## Records to use
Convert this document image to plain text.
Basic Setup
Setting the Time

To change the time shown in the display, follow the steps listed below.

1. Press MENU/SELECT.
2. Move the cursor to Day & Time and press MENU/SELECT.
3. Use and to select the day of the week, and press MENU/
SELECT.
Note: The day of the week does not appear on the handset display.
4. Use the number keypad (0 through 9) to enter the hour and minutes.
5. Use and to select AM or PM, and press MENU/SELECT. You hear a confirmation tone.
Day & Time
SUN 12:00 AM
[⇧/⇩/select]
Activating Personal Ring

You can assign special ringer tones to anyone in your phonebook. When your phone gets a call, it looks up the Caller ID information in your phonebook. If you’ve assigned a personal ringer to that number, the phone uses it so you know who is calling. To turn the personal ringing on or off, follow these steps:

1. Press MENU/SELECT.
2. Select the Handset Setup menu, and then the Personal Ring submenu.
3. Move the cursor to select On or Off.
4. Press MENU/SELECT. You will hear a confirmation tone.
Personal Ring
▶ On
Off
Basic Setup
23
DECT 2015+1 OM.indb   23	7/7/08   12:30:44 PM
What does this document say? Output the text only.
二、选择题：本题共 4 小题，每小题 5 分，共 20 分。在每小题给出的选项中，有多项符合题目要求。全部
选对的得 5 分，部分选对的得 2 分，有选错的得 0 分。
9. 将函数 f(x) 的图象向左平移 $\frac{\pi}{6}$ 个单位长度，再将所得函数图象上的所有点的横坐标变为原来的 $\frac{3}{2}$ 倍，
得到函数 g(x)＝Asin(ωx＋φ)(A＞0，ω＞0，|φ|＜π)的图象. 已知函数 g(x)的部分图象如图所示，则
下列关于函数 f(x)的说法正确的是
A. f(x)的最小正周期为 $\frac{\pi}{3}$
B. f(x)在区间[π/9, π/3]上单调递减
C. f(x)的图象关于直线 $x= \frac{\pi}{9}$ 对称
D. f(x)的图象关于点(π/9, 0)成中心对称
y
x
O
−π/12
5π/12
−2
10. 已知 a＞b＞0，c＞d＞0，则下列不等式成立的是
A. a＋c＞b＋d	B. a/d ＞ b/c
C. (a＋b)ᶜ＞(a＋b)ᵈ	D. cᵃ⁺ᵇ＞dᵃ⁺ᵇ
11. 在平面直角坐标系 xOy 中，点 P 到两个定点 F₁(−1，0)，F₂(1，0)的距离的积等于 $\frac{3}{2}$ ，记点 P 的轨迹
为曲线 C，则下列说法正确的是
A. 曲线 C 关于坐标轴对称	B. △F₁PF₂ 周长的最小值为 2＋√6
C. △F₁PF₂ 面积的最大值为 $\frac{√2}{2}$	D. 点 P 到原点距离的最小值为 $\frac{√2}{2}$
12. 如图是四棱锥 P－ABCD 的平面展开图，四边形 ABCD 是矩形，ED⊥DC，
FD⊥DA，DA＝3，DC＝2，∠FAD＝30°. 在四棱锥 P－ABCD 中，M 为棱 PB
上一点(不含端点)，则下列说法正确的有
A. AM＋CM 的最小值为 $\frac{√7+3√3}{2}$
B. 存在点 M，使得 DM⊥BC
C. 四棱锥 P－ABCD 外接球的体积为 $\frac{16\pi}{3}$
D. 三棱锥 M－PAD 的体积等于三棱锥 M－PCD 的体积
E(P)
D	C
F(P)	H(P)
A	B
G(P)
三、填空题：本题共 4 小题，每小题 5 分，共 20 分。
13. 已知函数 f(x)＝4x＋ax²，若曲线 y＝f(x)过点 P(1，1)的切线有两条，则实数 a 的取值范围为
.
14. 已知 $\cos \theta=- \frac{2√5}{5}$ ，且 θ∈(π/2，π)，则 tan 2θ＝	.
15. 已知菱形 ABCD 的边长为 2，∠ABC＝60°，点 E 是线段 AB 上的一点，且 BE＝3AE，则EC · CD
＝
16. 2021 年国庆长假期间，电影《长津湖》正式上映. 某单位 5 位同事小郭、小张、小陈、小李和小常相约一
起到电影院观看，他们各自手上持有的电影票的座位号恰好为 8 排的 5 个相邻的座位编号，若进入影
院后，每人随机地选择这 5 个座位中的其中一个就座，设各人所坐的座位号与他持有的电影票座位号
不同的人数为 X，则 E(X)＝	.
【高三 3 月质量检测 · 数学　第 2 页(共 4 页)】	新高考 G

## Set task
Report all lines of the data above that include the string "Move".

## Answer to this problem
2. Move the cursor to Day & Time and press MENU/SELECT.
3. Move the cursor to select On or Off.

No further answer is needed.